(Items from a dataset)
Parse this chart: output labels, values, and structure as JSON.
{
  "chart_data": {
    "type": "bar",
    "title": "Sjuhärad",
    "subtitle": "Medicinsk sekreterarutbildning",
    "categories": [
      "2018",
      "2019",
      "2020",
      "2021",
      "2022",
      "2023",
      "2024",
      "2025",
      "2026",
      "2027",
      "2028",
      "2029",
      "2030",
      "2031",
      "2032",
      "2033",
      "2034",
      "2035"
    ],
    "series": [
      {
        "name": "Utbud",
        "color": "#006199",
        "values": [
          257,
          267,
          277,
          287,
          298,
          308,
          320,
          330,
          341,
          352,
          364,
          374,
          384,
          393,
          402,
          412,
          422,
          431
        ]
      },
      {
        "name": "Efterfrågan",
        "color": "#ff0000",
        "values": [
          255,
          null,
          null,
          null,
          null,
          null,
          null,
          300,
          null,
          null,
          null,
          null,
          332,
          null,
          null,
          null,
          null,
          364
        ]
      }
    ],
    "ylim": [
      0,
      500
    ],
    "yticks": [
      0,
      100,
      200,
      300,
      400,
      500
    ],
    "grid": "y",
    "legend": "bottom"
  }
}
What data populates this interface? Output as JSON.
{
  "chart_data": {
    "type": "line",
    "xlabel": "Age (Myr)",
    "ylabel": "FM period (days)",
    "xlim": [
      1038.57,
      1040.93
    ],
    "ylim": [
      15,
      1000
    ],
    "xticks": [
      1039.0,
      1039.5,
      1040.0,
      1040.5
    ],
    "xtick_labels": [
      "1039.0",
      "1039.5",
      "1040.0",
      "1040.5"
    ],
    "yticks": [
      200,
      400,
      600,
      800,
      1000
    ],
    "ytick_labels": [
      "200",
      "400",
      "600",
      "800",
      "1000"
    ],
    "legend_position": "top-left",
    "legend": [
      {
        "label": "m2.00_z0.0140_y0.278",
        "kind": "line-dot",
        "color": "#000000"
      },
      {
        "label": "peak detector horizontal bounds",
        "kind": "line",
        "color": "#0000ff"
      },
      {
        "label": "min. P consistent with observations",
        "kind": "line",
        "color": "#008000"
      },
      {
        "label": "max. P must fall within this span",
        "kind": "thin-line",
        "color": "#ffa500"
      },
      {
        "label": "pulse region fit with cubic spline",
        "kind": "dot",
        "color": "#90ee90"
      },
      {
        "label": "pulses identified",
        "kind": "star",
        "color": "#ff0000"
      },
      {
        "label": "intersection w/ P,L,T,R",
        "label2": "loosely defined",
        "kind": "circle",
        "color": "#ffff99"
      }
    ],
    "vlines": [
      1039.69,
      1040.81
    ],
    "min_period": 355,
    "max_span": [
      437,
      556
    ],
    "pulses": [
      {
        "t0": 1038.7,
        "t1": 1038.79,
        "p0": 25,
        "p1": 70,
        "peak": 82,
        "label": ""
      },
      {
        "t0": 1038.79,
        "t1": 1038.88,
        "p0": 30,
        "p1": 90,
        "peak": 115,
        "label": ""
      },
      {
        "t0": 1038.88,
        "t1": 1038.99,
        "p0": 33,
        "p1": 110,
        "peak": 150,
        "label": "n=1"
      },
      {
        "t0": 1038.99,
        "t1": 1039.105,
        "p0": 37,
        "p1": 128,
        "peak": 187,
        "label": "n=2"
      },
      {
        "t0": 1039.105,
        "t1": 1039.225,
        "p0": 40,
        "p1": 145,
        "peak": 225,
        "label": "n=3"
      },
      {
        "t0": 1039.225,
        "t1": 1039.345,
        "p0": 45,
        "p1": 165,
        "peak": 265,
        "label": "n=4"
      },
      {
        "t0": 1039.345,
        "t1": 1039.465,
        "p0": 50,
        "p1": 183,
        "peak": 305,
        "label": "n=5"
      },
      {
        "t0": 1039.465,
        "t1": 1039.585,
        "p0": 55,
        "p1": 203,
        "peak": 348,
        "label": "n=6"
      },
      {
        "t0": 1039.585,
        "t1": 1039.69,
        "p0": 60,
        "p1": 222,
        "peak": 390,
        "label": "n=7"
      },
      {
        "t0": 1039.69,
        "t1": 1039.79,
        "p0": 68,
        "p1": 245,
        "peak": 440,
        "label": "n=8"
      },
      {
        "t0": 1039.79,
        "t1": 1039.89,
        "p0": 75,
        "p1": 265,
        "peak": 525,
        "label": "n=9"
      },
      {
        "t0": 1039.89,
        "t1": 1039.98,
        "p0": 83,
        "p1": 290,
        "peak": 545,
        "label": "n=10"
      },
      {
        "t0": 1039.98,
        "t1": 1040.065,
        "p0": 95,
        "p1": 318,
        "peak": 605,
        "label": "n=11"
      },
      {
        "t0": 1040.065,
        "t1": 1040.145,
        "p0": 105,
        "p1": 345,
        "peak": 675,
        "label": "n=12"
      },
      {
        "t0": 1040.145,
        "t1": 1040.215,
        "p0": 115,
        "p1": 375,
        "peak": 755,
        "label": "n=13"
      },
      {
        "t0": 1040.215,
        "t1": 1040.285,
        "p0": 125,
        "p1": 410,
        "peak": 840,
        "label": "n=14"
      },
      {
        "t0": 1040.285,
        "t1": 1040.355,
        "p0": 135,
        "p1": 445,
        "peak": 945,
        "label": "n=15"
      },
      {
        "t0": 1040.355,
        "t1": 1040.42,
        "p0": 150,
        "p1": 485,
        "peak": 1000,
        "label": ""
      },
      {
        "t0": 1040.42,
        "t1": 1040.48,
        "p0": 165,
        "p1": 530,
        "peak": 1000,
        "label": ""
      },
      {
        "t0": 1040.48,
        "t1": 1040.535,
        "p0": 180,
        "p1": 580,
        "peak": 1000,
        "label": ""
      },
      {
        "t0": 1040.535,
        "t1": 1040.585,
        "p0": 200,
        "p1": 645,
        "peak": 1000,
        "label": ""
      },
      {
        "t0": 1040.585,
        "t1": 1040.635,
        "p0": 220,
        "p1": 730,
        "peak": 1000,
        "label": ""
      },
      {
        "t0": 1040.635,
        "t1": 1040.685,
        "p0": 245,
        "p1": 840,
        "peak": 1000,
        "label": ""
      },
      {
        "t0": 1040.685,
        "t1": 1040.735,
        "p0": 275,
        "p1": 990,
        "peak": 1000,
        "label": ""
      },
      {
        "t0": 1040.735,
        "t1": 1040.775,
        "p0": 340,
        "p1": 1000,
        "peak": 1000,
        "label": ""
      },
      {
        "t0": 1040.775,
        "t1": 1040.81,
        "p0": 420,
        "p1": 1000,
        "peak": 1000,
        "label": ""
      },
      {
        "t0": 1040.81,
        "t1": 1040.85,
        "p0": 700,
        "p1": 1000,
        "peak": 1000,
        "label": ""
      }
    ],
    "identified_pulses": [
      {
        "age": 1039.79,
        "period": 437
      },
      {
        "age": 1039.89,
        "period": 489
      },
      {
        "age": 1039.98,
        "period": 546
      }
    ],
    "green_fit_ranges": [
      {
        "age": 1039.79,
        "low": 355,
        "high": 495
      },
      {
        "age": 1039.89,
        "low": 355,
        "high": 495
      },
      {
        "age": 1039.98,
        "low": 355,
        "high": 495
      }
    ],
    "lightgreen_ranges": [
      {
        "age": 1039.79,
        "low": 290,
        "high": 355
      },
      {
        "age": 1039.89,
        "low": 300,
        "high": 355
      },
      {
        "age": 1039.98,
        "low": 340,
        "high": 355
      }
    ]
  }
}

Request:
All entries must be repeated verbatim.

Correct result:
Parse this chart: output labels, values, and structure as JSON.
{
  "chart_data": {
    "type": "bar",
    "title": "Sjuhärad",
    "subtitle": "Medicinsk sekreterarutbildning",
    "categories": [
      "2018",
      "2019",
      "2020",
      "2021",
      "2022",
      "2023",
      "2024",
      "2025",
      "2026",
      "2027",
      "2028",
      "2029",
      "2030",
      "2031",
      "2032",
      "2033",
      "2034",
      "2035"
    ],
    "series": [
      {
        "name": "Utbud",
        "color": "#006199",
        "values": [
          257,
          267,
          277,
          287,
          298,
          308,
          320,
          330,
          341,
          352,
          364,
          374,
          384,
          393,
          402,
          412,
          422,
          431
        ]
      },
      {
        "name": "Efterfrågan",
        "color": "#ff0000",
        "values": [
          255,
          null,
          null,
          null,
          null,
          null,
          null,
          300,
          null,
          null,
          null,
          null,
          332,
          null,
          null,
          null,
          null,
          364
        ]
      }
    ],
    "ylim": [
      0,
      500
    ],
    "yticks": [
      0,
      100,
      200,
      300,
      400,
      500
    ],
    "grid": "y",
    "legend": "bottom"
  }
}
What data populates this interface? Output as JSON.
{
  "chart_data": {
    "type": "line",
    "xlabel": "Age (Myr)",
    "ylabel": "FM period (days)",
    "xlim": [
      1038.57,
      1040.93
    ],
    "ylim": [
      15,
      1000
    ],
    "xticks": [
      1039.0,
      1039.5,
      1040.0,
      1040.5
    ],
    "xtick_labels": [
      "1039.0",
      "1039.5",
      "1040.0",
      "1040.5"
    ],
    "yticks": [
      200,
      400,
      600,
      800,
      1000
    ],
    "ytick_labels": [
      "200",
      "400",
      "600",
      "800",
      "1000"
    ],
    "legend_position": "top-left",
    "legend": [
      {
        "label": "m2.00_z0.0140_y0.278",
        "kind": "line-dot",
        "color": "#000000"
      },
      {
        "label": "peak detector horizontal bounds",
        "kind": "line",
        "color": "#0000ff"
      },
      {
        "label": "min. P consistent with observations",
        "kind": "line",
        "color": "#008000"
      },
      {
        "label": "max. P must fall within this span",
        "kind": "thin-line",
        "color": "#ffa500"
      },
      {
        "label": "pulse region fit with cubic spline",
        "kind": "dot",
        "color": "#90ee90"
      },
      {
        "label": "pulses identified",
        "kind": "star",
        "color": "#ff0000"
      },
      {
        "label": "intersection w/ P,L,T,R",
        "label2": "loosely defined",
        "kind": "circle",
        "color": "#ffff99"
      }
    ],
    "vlines": [
      1039.69,
      1040.81
    ],
    "min_period": 355,
    "max_span": [
      437,
      556
    ],
    "pulses": [
      {
        "t0": 1038.7,
        "t1": 1038.79,
        "p0": 25,
        "p1": 70,
        "peak": 82,
        "label": ""
      },
      {
        "t0": 1038.79,
        "t1": 1038.88,
        "p0": 30,
        "p1": 90,
        "peak": 115,
        "label": ""
      },
      {
        "t0": 1038.88,
        "t1": 1038.99,
        "p0": 33,
        "p1": 110,
        "peak": 150,
        "label": "n=1"
      },
      {
        "t0": 1038.99,
        "t1": 1039.105,
        "p0": 37,
        "p1": 128,
        "peak": 187,
        "label": "n=2"
      },
      {
        "t0": 1039.105,
        "t1": 1039.225,
        "p0": 40,
        "p1": 145,
        "peak": 225,
        "label": "n=3"
      },
      {
        "t0": 1039.225,
        "t1": 1039.345,
        "p0": 45,
        "p1": 165,
        "peak": 265,
        "label": "n=4"
      },
      {
        "t0": 1039.345,
        "t1": 1039.465,
        "p0": 50,
        "p1": 183,
        "peak": 305,
        "label": "n=5"
      },
      {
        "t0": 1039.465,
        "t1": 1039.585,
        "p0": 55,
        "p1": 203,
        "peak": 348,
        "label": "n=6"
      },
      {
        "t0": 1039.585,
        "t1": 1039.69,
        "p0": 60,
        "p1": 222,
        "peak": 390,
        "label": "n=7"
      },
      {
        "t0": 1039.69,
        "t1": 1039.79,
        "p0": 68,
        "p1": 245,
        "peak": 440,
        "label": "n=8"
      },
      {
        "t0": 1039.79,
        "t1": 1039.89,
        "p0": 75,
        "p1": 265,
        "peak": 525,
        "label": "n=9"
      },
      {
        "t0": 1039.89,
        "t1": 1039.98,
        "p0": 83,
        "p1": 290,
        "peak": 545,
        "label": "n=10"
      },
      {
        "t0": 1039.98,
        "t1": 1040.065,
        "p0": 95,
        "p1": 318,
        "peak": 605,
        "label": "n=11"
      },
      {
        "t0": 1040.065,
        "t1": 1040.145,
        "p0": 105,
        "p1": 345,
        "peak": 675,
        "label": "n=12"
      },
      {
        "t0": 1040.145,
        "t1": 1040.215,
        "p0": 115,
        "p1": 375,
        "peak": 755,
        "label": "n=13"
      },
      {
        "t0": 1040.215,
        "t1": 1040.285,
        "p0": 125,
        "p1": 410,
        "peak": 840,
        "label": "n=14"
      },
      {
        "t0": 1040.285,
        "t1": 1040.355,
        "p0": 135,
        "p1": 445,
        "peak": 945,
        "label": "n=15"
      },
      {
        "t0": 1040.355,
        "t1": 1040.42,
        "p0": 150,
        "p1": 485,
        "peak": 1000,
        "label": ""
      },
      {
        "t0": 1040.42,
        "t1": 1040.48,
        "p0": 165,
        "p1": 530,
        "peak": 1000,
        "label": ""
      },
      {
        "t0": 1040.48,
        "t1": 1040.535,
        "p0": 180,
        "p1": 580,
        "peak": 1000,
        "label": ""
      },
      {
        "t0": 1040.535,
        "t1": 1040.585,
        "p0": 200,
        "p1": 645,
        "peak": 1000,
        "label": ""
      },
      {
        "t0": 1040.585,
        "t1": 1040.635,
        "p0": 220,
        "p1": 730,
        "peak": 1000,
        "label": ""
      },
      {
        "t0": 1040.635,
        "t1": 1040.685,
        "p0": 245,
        "p1": 840,
        "peak": 1000,
        "label": ""
      },
      {
        "t0": 1040.685,
        "t1": 1040.735,
        "p0": 275,
        "p1": 990,
        "peak": 1000,
        "label": ""
      },
      {
        "t0": 1040.735,
        "t1": 1040.775,
        "p0": 340,
        "p1": 1000,
        "peak": 1000,
        "label": ""
      },
      {
        "t0": 1040.775,
        "t1": 1040.81,
        "p0": 420,
        "p1": 1000,
        "peak": 1000,
        "label": ""
      },
      {
        "t0": 1040.81,
        "t1": 1040.85,
        "p0": 700,
        "p1": 1000,
        "peak": 1000,
        "label": ""
      }
    ],
    "identified_pulses": [
      {
        "age": 1039.79,
        "period": 437
      },
      {
        "age": 1039.89,
        "period": 489
      },
      {
        "age": 1039.98,
        "period": 546
      }
    ],
    "green_fit_ranges": [
      {
        "age": 1039.79,
        "low": 355,
        "high": 495
      },
      {
        "age": 1039.89,
        "low": 355,
        "high": 495
      },
      {
        "age": 1039.98,
        "low": 355,
        "high": 495
      }
    ],
    "lightgreen_ranges": [
      {
        "age": 1039.79,
        "low": 290,
        "high": 355
      },
      {
        "age": 1039.89,
        "low": 300,
        "high": 355
      },
      {
        "age": 1039.98,
        "low": 340,
        "high": 355
      }
    ]
  }
}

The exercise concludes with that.